[BEGIN Dataset rows]

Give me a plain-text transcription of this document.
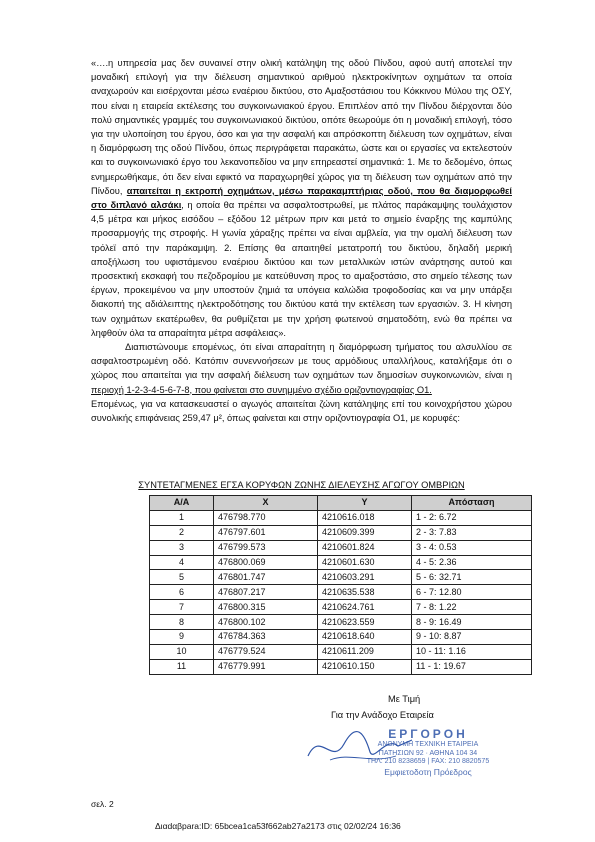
«….η υπηρεσία μας δεν συναινεί στην ολική κατάληψη της οδού Πίνδου, αφού αυτή αποτελεί την μοναδική επιλογή για την διέλευση σημαντικού αριθμού ηλεκτροκίνητων οχημάτων τα οποία αναχωρούν και εισέρχονται μέσω εναέριου δικτύου, στο Αμαξοστάσιου του Κόκκινου Μύλου της ΟΣΥ, που είναι η εταιρεία εκτέλεσης του συγκοινωνιακού έργου. Επιπλέον από την Πίνδου διέρχονται δύο πολύ σημαντικές γραμμές του συγκοινωνιακού δικτύου, οπότε θεωρούμε ότι η μοναδική επιλογή, τόσο για την υλοποίηση του έργου, όσο και για την ασφαλή και απρόσκοπτη διέλευση των οχημάτων, είναι η διαμόρφωση της οδού Πίνδου, όπως περιγράφεται παρακάτω, ώστε και οι εργασίες να εκτελεστούν και το συγκοινωνιακό έργο του λεκανοπεδίου να μην επηρεαστεί σημαντικά: 1. Με το δεδομένο, όπως ενημερωθήκαμε, ότι δεν είναι εφικτό να παραχωρηθεί χώρος για τη διέλευση των οχημάτων από την Πίνδου, απαιτείται η εκτροπή οχημάτων, μέσω παρακαμπτήριας οδού, που θα διαμορφωθεί στο διπλανό αλσάκι, η οποία θα πρέπει να ασφαλτοστρωθεί, με πλάτος παράκαμψης τουλάχιστον 4,5 μέτρα και μήκος εισόδου – εξόδου 12 μέτρων πριν και μετά το σημείο έναρξης της καμπύλης προσαρμογής της στροφής. Η γωνία χάραξης πρέπει να είναι αμβλεία, για την ομαλή διέλευση των τρόλεϊ από την παράκαμψη. 2. Επίσης θα απαιτηθεί μετατροπή του δικτύου, δηλαδή μερική αποξήλωση του υφιστάμενου εναέριου δικτύου και των μεταλλικών ιστών ανάρτησης αυτού και προσεκτική εκσκαφή του πεζοδρομίου με κατεύθυνση προς το αμαξοστάσιο, στο σημείο τέλεσης των έργων, προκειμένου να μην υποστούν ζημιά τα υπόγεια καλώδια τροφοδοσίας και να μην υπάρξει διακοπή της αδιάλειπτης ηλεκτροδότησης του δικτύου κατά την εκτέλεση των εργασιών. 3. Η κίνηση των οχημάτων εκατέρωθεν, θα ρυθμίζεται με την χρήση φωτεινού σηματοδότη, ενώ θα πρέπει να ληφθούν όλα τα απαραίτητα μέτρα ασφάλειας».

Διαπιστώνουμε επομένως, ότι είναι απαραίτητη η διαμόρφωση τμήματος του αλσυλλίου σε ασφαλτοστρωμένη οδό. Κατόπιν συνεννοήσεων με τους αρμόδιους υπαλλήλους, καταλήξαμε ότι ο χώρος που απαιτείται για την ασφαλή διέλευση των οχημάτων των δημοσίων συγκοινωνιών, είναι η περιοχή 1-2-3-4-5-6-7-8, που φαίνεται στο συνημμένο σχέδιο οριζοντιογραφίας Ο1.

Επομένως, για να κατασκευαστεί ο αγωγός απαιτείται ζώνη κατάληψης επί του κοινοχρήστου χώρου συνολικής επιφάνειας 259,47 μ², όπως φαίνεται και στην οριζοντιογραφία Ο1, με κορυφές:

ΣΥΝΤΕΤΑΓΜΕΝΕΣ ΕΓΣΑ ΚΟΡΥΦΩΝ ΖΩΝΗΣ ΔΙΕΛΕΥΣΗΣ ΑΓΩΓΟΥ ΟΜΒΡΙΩΝ
Α/Α	X	Y	Απόσταση
1	476798.770	4210616.018	1 - 2: 6.72
2	476797.601	4210609.399	2 - 3: 7.83
3	476799.573	4210601.824	3 - 4: 0.53
4	476800.069	4210601.630	4 - 5: 2.36
5	476801.747	4210603.291	5 - 6: 32.71
6	476807.217	4210635.538	6 - 7: 12.80
7	476800.315	4210624.761	7 - 8: 1.22
8	476800.102	4210623.559	8 - 9: 16.49
9	476784.363	4210618.640	9 - 10: 8.87
10	476779.524	4210611.209	10 - 11: 1.16
11	476779.991	4210610.150	11 - 1: 19.67
Με Τιμή
Για την Ανάδοχο Εταιρεία
ΕΡΓΟΡΟΗ
ΑΝΩΝΥΜΗ ΤΕΧΝΙΚΗ ΕΤΑΙΡΕΙΑ
ΠΑΤΗΣΙΩΝ 92 · ΑΘΗΝΑ 104 34
ΤΗΛ: 210 8238659 | FAX: 210 8820575
Εμφιετοδοτη Πρόεδρος
σελ. 2
Διαdαβpara:ID: 65bcea1ca53f662ab27a2173 στις 02/02/24 16:36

[END Dataset rows]

● Stated goal:
From the material above, gather all lines that include the string "χώρος" and copy them.

● Exercise result:
«….η υπηρεσία μας δεν συναινεί στην ολική κατάληψη της οδού Πίνδου, αφού αυτή αποτελεί την μοναδική επιλογή για την διέλευση σημαντικού αριθμού ηλεκτροκίνητων οχημάτων τα οποία αναχωρούν και εισέρχονται μέσω εναέριου δικτύου, στο Αμαξοστάσιου του Κόκκινου Μύλου της ΟΣΥ, που είναι η εταιρεία εκτέλεσης του συγκοινωνιακού έργου. Επιπλέον από την Πίνδου διέρχονται δύο πολύ σημαντικές γραμμές του συγκοινωνιακού δικτύου, οπότε θεωρούμε ότι η μοναδική επιλογή, τόσο για την υλοποίηση του έργου, όσο και για την ασφαλή και απρόσκοπτη διέλευση των οχημάτων, είναι η διαμόρφωση της οδού Πίνδου, όπως περιγράφεται παρακάτω, ώστε και οι εργασίες να εκτελεστούν και το συγκοινωνιακό έργο του λεκανοπεδίου να μην επηρεαστεί σημαντικά: 1. Με το δεδομένο, όπως ενημερωθήκαμε, ότι δεν είναι εφικτό να παραχωρηθεί χώρος για τη διέλευση των οχημάτων από την Πίνδου, απαιτείται η εκτροπή οχημάτων, μέσω παρακαμπτήριας οδού, που θα διαμορφωθεί στο διπλανό αλσάκι, η οποία θα πρέπει να ασφαλτοστρωθεί, με πλάτος παράκαμψης τουλάχιστον 4,5 μέτρα και μήκος εισόδου – εξόδου 12 μέτρων πριν και μετά το σημείο έναρξης της καμπύλης προσαρμογής της στροφής. Η γωνία χάραξης πρέπει να είναι αμβλεία, για την ομαλή διέλευση των τρόλεϊ από την παράκαμψη. 2. Επίσης θα απαιτηθεί μετατροπή του δικτύου, δηλαδή μερική αποξήλωση του υφιστάμενου εναέριου δικτύου και των μεταλλικών ιστών ανάρτησης αυτού και προσεκτική εκσκαφή του πεζοδρομίου με κατεύθυνση προς το αμαξοστάσιο, στο σημείο τέλεσης των έργων, προκειμένου να μην υποστούν ζημιά τα υπόγεια καλώδια τροφοδοσίας και να μην υπάρξει διακοπή της αδιάλειπτης ηλεκτροδότησης του δικτύου κατά την εκτέλεση των εργασιών. 3. Η κίνηση των οχημάτων εκατέρωθεν, θα ρυθμίζεται με την χρήση φωτεινού σηματοδότη, ενώ θα πρέπει να ληφθούν όλα τα απαραίτητα μέτρα ασφάλειας».
Διαπιστώνουμε επομένως, ότι είναι απαραίτητη η διαμόρφωση τμήματος του αλσυλλίου σε ασφαλτοστρωμένη οδό. Κατόπιν συνεννοήσεων με τους αρμόδιους υπαλλήλους, καταλήξαμε ότι ο χώρος που απαιτείται για την ασφαλή διέλευση των οχημάτων των δημοσίων συγκοινωνιών, είναι η περιοχή 1-2-3-4-5-6-7-8, που φαίνεται στο συνημμένο σχέδιο οριζοντιογραφίας Ο1.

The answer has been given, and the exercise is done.